| What is expected |
Rewrite every line of the stored data below as a Markdown table with two columns, Row and Data line, giving each line its own numbered row and leaving out blank lines.

Stored data:

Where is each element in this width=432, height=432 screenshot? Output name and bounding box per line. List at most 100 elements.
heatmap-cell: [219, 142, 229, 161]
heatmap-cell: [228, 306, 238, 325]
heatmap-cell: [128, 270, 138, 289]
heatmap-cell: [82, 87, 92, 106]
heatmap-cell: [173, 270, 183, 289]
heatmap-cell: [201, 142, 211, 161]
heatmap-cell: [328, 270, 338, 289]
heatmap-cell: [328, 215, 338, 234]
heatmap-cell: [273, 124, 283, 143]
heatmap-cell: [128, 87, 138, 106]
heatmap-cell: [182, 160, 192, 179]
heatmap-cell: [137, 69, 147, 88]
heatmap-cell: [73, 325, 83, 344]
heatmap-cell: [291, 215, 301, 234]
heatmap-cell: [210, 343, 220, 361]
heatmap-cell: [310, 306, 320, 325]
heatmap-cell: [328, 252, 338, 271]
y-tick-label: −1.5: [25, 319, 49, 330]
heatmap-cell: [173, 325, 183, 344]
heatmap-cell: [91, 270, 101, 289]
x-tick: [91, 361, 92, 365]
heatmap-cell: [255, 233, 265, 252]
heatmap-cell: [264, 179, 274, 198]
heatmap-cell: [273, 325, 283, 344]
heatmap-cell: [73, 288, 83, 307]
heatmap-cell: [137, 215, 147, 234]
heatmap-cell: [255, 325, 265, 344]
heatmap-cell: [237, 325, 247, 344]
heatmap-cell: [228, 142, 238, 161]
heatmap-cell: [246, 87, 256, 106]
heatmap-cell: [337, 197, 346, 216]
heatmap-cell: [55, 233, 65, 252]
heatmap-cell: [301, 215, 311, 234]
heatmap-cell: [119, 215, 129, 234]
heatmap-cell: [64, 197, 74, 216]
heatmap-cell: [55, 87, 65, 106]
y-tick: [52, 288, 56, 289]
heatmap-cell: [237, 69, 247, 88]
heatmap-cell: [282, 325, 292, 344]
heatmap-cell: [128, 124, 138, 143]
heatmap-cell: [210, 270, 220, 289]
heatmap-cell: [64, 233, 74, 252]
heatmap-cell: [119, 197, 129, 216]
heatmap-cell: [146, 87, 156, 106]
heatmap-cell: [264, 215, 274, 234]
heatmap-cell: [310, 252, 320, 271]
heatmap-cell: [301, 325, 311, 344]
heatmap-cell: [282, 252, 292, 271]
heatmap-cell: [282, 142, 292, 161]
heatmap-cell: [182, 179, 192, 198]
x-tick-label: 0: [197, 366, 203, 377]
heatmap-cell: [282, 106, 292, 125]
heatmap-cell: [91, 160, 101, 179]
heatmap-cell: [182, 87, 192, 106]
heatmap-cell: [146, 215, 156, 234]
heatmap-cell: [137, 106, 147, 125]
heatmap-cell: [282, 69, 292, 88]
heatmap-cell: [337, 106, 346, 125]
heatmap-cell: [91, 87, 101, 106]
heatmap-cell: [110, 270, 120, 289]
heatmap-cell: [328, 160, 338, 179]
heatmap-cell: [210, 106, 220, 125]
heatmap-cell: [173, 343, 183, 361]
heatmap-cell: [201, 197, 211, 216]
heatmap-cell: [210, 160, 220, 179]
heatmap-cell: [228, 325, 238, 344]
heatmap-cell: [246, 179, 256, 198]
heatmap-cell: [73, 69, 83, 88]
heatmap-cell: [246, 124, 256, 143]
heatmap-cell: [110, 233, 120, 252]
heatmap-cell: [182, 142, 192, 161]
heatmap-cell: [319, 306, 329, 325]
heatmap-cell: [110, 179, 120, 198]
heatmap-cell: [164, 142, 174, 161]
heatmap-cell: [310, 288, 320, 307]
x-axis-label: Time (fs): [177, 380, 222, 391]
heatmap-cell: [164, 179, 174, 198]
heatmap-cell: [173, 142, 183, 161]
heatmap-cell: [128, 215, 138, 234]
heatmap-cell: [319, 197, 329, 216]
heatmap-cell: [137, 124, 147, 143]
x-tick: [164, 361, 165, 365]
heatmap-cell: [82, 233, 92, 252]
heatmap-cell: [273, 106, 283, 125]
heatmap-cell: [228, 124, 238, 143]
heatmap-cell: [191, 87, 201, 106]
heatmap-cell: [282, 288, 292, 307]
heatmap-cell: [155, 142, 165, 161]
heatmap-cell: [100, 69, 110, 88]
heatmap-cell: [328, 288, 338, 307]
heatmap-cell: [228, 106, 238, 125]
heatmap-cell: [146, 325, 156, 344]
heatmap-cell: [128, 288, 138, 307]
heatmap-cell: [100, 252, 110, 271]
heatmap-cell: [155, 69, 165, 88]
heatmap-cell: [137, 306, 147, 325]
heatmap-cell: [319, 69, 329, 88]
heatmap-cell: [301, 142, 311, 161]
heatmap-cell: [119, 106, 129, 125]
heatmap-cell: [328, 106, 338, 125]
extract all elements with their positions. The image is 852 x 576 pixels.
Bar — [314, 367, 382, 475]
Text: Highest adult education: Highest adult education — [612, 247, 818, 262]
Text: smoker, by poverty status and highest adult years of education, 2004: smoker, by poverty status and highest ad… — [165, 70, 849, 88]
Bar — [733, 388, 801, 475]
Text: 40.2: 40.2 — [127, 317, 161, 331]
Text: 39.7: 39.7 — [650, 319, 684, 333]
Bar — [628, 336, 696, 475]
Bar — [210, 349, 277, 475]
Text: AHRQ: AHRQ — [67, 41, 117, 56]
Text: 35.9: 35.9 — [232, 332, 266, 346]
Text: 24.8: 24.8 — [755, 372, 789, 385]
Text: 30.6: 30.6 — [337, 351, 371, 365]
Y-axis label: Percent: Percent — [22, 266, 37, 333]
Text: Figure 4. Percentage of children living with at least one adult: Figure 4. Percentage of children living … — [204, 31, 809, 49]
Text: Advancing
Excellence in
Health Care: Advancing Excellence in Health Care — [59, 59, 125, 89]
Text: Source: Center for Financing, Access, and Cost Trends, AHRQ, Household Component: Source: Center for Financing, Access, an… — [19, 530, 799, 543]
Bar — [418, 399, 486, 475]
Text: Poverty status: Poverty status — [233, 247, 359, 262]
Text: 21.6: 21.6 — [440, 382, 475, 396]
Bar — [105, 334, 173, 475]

| Exercise result |
| Row | Data line |
|---|---|
| 1 | Where is each element in this width=432, height=432 screenshot? Output name and bounding box per line. List at most 100 elements. |
| 2 | heatmap-cell: [219, 142, 229, 161] |
| 3 | heatmap-cell: [228, 306, 238, 325] |
| 4 | heatmap-cell: [128, 270, 138, 289] |
| 5 | heatmap-cell: [82, 87, 92, 106] |
| 6 | heatmap-cell: [173, 270, 183, 289] |
| 7 | heatmap-cell: [201, 142, 211, 161] |
| 8 | heatmap-cell: [328, 270, 338, 289] |
| 9 | heatmap-cell: [328, 215, 338, 234] |
| 10 | heatmap-cell: [273, 124, 283, 143] |
| 11 | heatmap-cell: [128, 87, 138, 106] |
| 12 | heatmap-cell: [182, 160, 192, 179] |
| 13 | heatmap-cell: [137, 69, 147, 88] |
| 14 | heatmap-cell: [73, 325, 83, 344] |
| 15 | heatmap-cell: [291, 215, 301, 234] |
| 16 | heatmap-cell: [210, 343, 220, 361] |
| 17 | heatmap-cell: [310, 306, 320, 325] |
| 18 | heatmap-cell: [328, 252, 338, 271] |
| 19 | y-tick-label: −1.5: [25, 319, 49, 330] |
| 20 | heatmap-cell: [173, 325, 183, 344] |
| 21 | heatmap-cell: [91, 270, 101, 289] |
| 22 | x-tick: [91, 361, 92, 365] |
| 23 | heatmap-cell: [255, 233, 265, 252] |
| 24 | heatmap-cell: [264, 179, 274, 198] |
| 25 | heatmap-cell: [273, 325, 283, 344] |
| 26 | heatmap-cell: [73, 288, 83, 307] |
| 27 | heatmap-cell: [137, 215, 147, 234] |
| 28 | heatmap-cell: [255, 325, 265, 344] |
| 29 | heatmap-cell: [237, 325, 247, 344] |
| 30 | heatmap-cell: [228, 142, 238, 161] |
| 31 | heatmap-cell: [246, 87, 256, 106] |
| 32 | heatmap-cell: [337, 197, 346, 216] |
| 33 | heatmap-cell: [55, 233, 65, 252] |
| 34 | heatmap-cell: [301, 215, 311, 234] |
| 35 | heatmap-cell: [119, 215, 129, 234] |
| 36 | heatmap-cell: [64, 197, 74, 216] |
| 37 | heatmap-cell: [55, 87, 65, 106] |
| 38 | y-tick: [52, 288, 56, 289] |
| 39 | heatmap-cell: [237, 69, 247, 88] |
| 40 | heatmap-cell: [282, 325, 292, 344] |
| 41 | heatmap-cell: [128, 124, 138, 143] |
| 42 | heatmap-cell: [210, 270, 220, 289] |
| 43 | heatmap-cell: [64, 233, 74, 252] |
| 44 | heatmap-cell: [119, 197, 129, 216] |
| 45 | heatmap-cell: [146, 87, 156, 106] |
| 46 | heatmap-cell: [264, 215, 274, 234] |
| 47 | heatmap-cell: [310, 252, 320, 271] |
| 48 | heatmap-cell: [301, 325, 311, 344] |
| 49 | heatmap-cell: [282, 252, 292, 271] |
| 50 | heatmap-cell: [282, 142, 292, 161] |
| 51 | heatmap-cell: [182, 179, 192, 198] |
| 52 | x-tick-label: 0: [197, 366, 203, 377] |
| 53 | heatmap-cell: [282, 106, 292, 125] |
| 54 | heatmap-cell: [91, 160, 101, 179] |
| 55 | heatmap-cell: [182, 87, 192, 106] |
| 56 | heatmap-cell: [146, 215, 156, 234] |
| 57 | heatmap-cell: [137, 106, 147, 125] |
| 58 | heatmap-cell: [282, 69, 292, 88] |
| 59 | heatmap-cell: [337, 106, 346, 125] |
| 60 | heatmap-cell: [91, 87, 101, 106] |
| 61 | heatmap-cell: [110, 270, 120, 289] |
| 62 | heatmap-cell: [328, 160, 338, 179] |
| 63 | heatmap-cell: [210, 106, 220, 125] |
| 64 | heatmap-cell: [173, 343, 183, 361] |
| 65 | heatmap-cell: [201, 197, 211, 216] |
| 66 | heatmap-cell: [210, 160, 220, 179] |
| 67 | heatmap-cell: [228, 325, 238, 344] |
| 68 | heatmap-cell: [246, 179, 256, 198] |
| 69 | heatmap-cell: [73, 69, 83, 88] |
| 70 | heatmap-cell: [246, 124, 256, 143] |
| 71 | heatmap-cell: [110, 233, 120, 252] |
| 72 | heatmap-cell: [182, 142, 192, 161] |
| 73 | heatmap-cell: [319, 306, 329, 325] |
| 74 | heatmap-cell: [110, 179, 120, 198] |
| 75 | heatmap-cell: [164, 142, 174, 161] |
| 76 | heatmap-cell: [310, 288, 320, 307] |
| 77 | x-axis-label: Time (fs): [177, 380, 222, 391] |
| 78 | heatmap-cell: [164, 179, 174, 198] |
| 79 | heatmap-cell: [173, 142, 183, 161] |
| 80 | heatmap-cell: [128, 215, 138, 234] |
| 81 | heatmap-cell: [319, 197, 329, 216] |
| 82 | heatmap-cell: [137, 124, 147, 143] |
| 83 | x-tick: [164, 361, 165, 365] |
| 84 | heatmap-cell: [82, 233, 92, 252] |
| 85 | heatmap-cell: [273, 106, 283, 125] |
| 86 | heatmap-cell: [228, 124, 238, 143] |
| 87 | heatmap-cell: [191, 87, 201, 106] |
| 88 | heatmap-cell: [282, 288, 292, 307] |
| 89 | heatmap-cell: [155, 142, 165, 161] |
| 90 | heatmap-cell: [100, 69, 110, 88] |
| 91 | heatmap-cell: [328, 288, 338, 307] |
| 92 | heatmap-cell: [228, 106, 238, 125] |
| 93 | heatmap-cell: [146, 325, 156, 344] |
| 94 | heatmap-cell: [128, 288, 138, 307] |
| 95 | heatmap-cell: [100, 252, 110, 271] |
| 96 | heatmap-cell: [155, 69, 165, 88] |
| 97 | heatmap-cell: [137, 306, 147, 325] |
| 98 | heatmap-cell: [319, 69, 329, 88] |
| 99 | heatmap-cell: [301, 142, 311, 161] |
| 100 | heatmap-cell: [119, 106, 129, 125] |
| 101 | heatmap-cell: [328, 106, 338, 125] |
| 102 | extract all elements with their positions. The image is 852 x 576 pixels. |
| 103 | Bar — [314, 367, 382, 475] |
| 104 | Text: Highest adult education: Highest adult education — [612, 247, 818, 262] |
| 105 | Text: smoker, by poverty status and highest adult years of education, 2004: smoker, by poverty status and highest ad… — [165, 70, 849, 88] |
| 106 | Bar — [733, 388, 801, 475] |
| 107 | Text: 40.2: 40.2 — [127, 317, 161, 331] |
| 108 | Text: 39.7: 39.7 — [650, 319, 684, 333] |
| 109 | Bar — [628, 336, 696, 475] |
| 110 | Bar — [210, 349, 277, 475] |
| 111 | Text: AHRQ: AHRQ — [67, 41, 117, 56] |
| 112 | Text: 35.9: 35.9 — [232, 332, 266, 346] |
| 113 | Text: 24.8: 24.8 — [755, 372, 789, 385] |
| 114 | Text: 30.6: 30.6 — [337, 351, 371, 365] |
| 115 | Y-axis label: Percent: Percent — [22, 266, 37, 333] |
| 116 | Text: Figure 4. Percentage of children living with at least one adult: Figure 4. Percentage of children living … — [204, 31, 809, 49] |
| 117 | Text: Advancing |
| 118 | Excellence in |
| 119 | Health Care: Advancing Excellence in Health Care — [59, 59, 125, 89] |
| 120 | Text: Source: Center for Financing, Access, and Cost Trends, AHRQ, Household Component: Source: Center for Financing, Access, an… — [19, 530, 799, 543] |
| 121 | Bar — [418, 399, 486, 475] |
| 122 | Text: Poverty status: Poverty status — [233, 247, 359, 262] |
| 123 | Text: 21.6: 21.6 — [440, 382, 475, 396] |
| 124 | Bar — [105, 334, 173, 475] |